## INSTRUCTIONS FOR THE TASK
Go through the material and write it all out exactly, minus the pictures.

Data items
----

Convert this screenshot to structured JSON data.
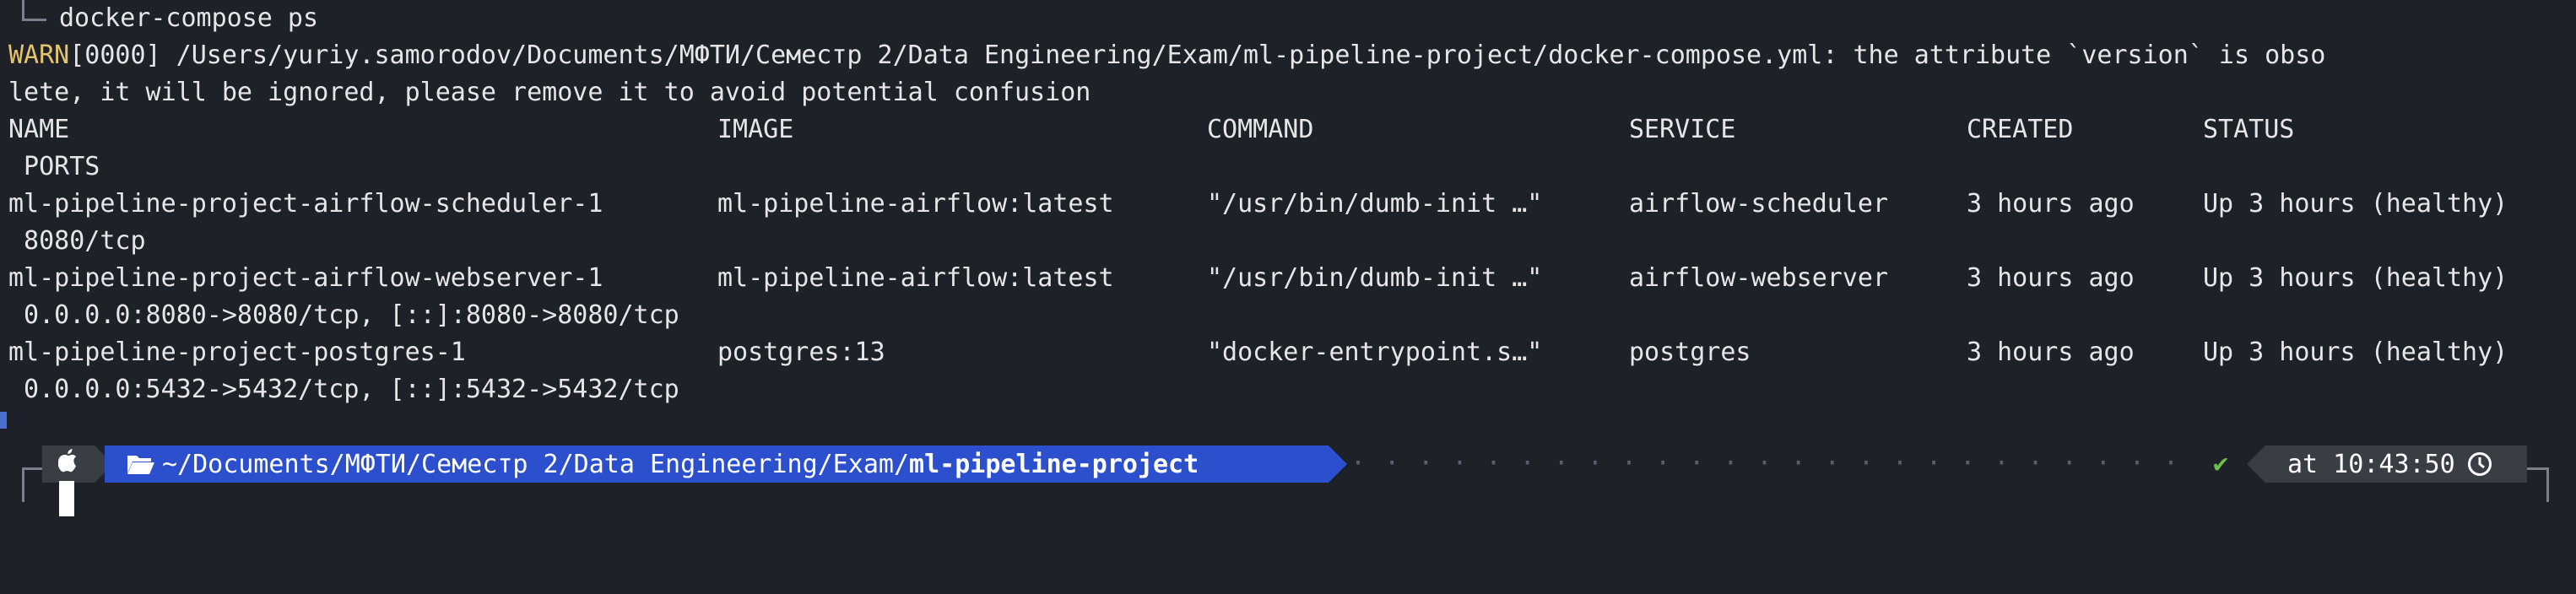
{
  "command_line": "docker-compose ps",
  "warn_prefix": "WARN",
  "warn_rest": "[0000] /Users/yuriy.samorodov/Documents/МФТИ/Семестр 2/Data Engineering/Exam/ml-pipeline-project/docker-compose.yml: the attribute `version` is obso",
  "warn_cont": "lete, it will be ignored, please remove it to avoid potential confusion",
  "headers": {
    "name": "NAME",
    "image": "IMAGE",
    "command": "COMMAND",
    "service": "SERVICE",
    "created": "CREATED",
    "status": "STATUS",
    "ports": " PORTS"
  },
  "rows": [
    {
      "name": "ml-pipeline-project-airflow-scheduler-1",
      "image": "ml-pipeline-airflow:latest",
      "command": "\"/usr/bin/dumb-init …\"",
      "service": "airflow-scheduler",
      "created": "3 hours ago",
      "status": "Up 3 hours (healthy)",
      "ports": " 8080/tcp"
    },
    {
      "name": "ml-pipeline-project-airflow-webserver-1",
      "image": "ml-pipeline-airflow:latest",
      "command": "\"/usr/bin/dumb-init …\"",
      "service": "airflow-webserver",
      "created": "3 hours ago",
      "status": "Up 3 hours (healthy)",
      "ports": " 0.0.0.0:8080->8080/tcp, [::]:8080->8080/tcp"
    },
    {
      "name": "ml-pipeline-project-postgres-1",
      "image": "postgres:13",
      "command": "\"docker-entrypoint.s…\"",
      "service": "postgres",
      "created": "3 hours ago",
      "status": "Up 3 hours (healthy)",
      "ports": " 0.0.0.0:5432->5432/tcp, [::]:5432->5432/tcp"
    }
  ],
  "prompt": {
    "os_icon": "apple-icon",
    "folder_icon": "folder-open-icon",
    "path_prefix": "~/Documents/МФТИ/Семестр 2/Data Engineering/Exam/",
    "path_bold": "ml-pipeline-project",
    "dots": "· · · · · · · · · · · · · · · · · · · · · · · · · · · · · · · · · · · · · · · · · · · · · · · · · ·",
    "status_mark": "✔",
    "time_text": "at 10:43:50",
    "clock_icon": "clock-icon"
  },
  "colors": {
    "background": "#1f2128",
    "warn": "#e5c56c",
    "path_segment": "#2c4fce",
    "segment_dark": "#3a3d44",
    "check": "#6ac04a"
  }
}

----

## ANSWER IN FULL
Convert this screenshot to structured JSON data.
{
  "command_line": "docker-compose ps",
  "warn_prefix": "WARN",
  "warn_rest": "[0000] /Users/yuriy.samorodov/Documents/МФТИ/Семестр 2/Data Engineering/Exam/ml-pipeline-project/docker-compose.yml: the attribute `version` is obso",
  "warn_cont": "lete, it will be ignored, please remove it to avoid potential confusion",
  "headers": {
    "name": "NAME",
    "image": "IMAGE",
    "command": "COMMAND",
    "service": "SERVICE",
    "created": "CREATED",
    "status": "STATUS",
    "ports": " PORTS"
  },
  "rows": [
    {
      "name": "ml-pipeline-project-airflow-scheduler-1",
      "image": "ml-pipeline-airflow:latest",
      "command": "\"/usr/bin/dumb-init …\"",
      "service": "airflow-scheduler",
      "created": "3 hours ago",
      "status": "Up 3 hours (healthy)",
      "ports": " 8080/tcp"
    },
    {
      "name": "ml-pipeline-project-airflow-webserver-1",
      "image": "ml-pipeline-airflow:latest",
      "command": "\"/usr/bin/dumb-init …\"",
      "service": "airflow-webserver",
      "created": "3 hours ago",
      "status": "Up 3 hours (healthy)",
      "ports": " 0.0.0.0:8080->8080/tcp, [::]:8080->8080/tcp"
    },
    {
      "name": "ml-pipeline-project-postgres-1",
      "image": "postgres:13",
      "command": "\"docker-entrypoint.s…\"",
      "service": "postgres",
      "created": "3 hours ago",
      "status": "Up 3 hours (healthy)",
      "ports": " 0.0.0.0:5432->5432/tcp, [::]:5432->5432/tcp"
    }
  ],
  "prompt": {
    "os_icon": "apple-icon",
    "folder_icon": "folder-open-icon",
    "path_prefix": "~/Documents/МФТИ/Семестр 2/Data Engineering/Exam/",
    "path_bold": "ml-pipeline-project",
    "dots": "· · · · · · · · · · · · · · · · · · · · · · · · · · · · · · · · · · · · · · · · · · · · · · · · · ·",
    "status_mark": "✔",
    "time_text": "at 10:43:50",
    "clock_icon": "clock-icon"
  },
  "colors": {
    "background": "#1f2128",
    "warn": "#e5c56c",
    "path_segment": "#2c4fce",
    "segment_dark": "#3a3d44",
    "check": "#6ac04a"
  }
}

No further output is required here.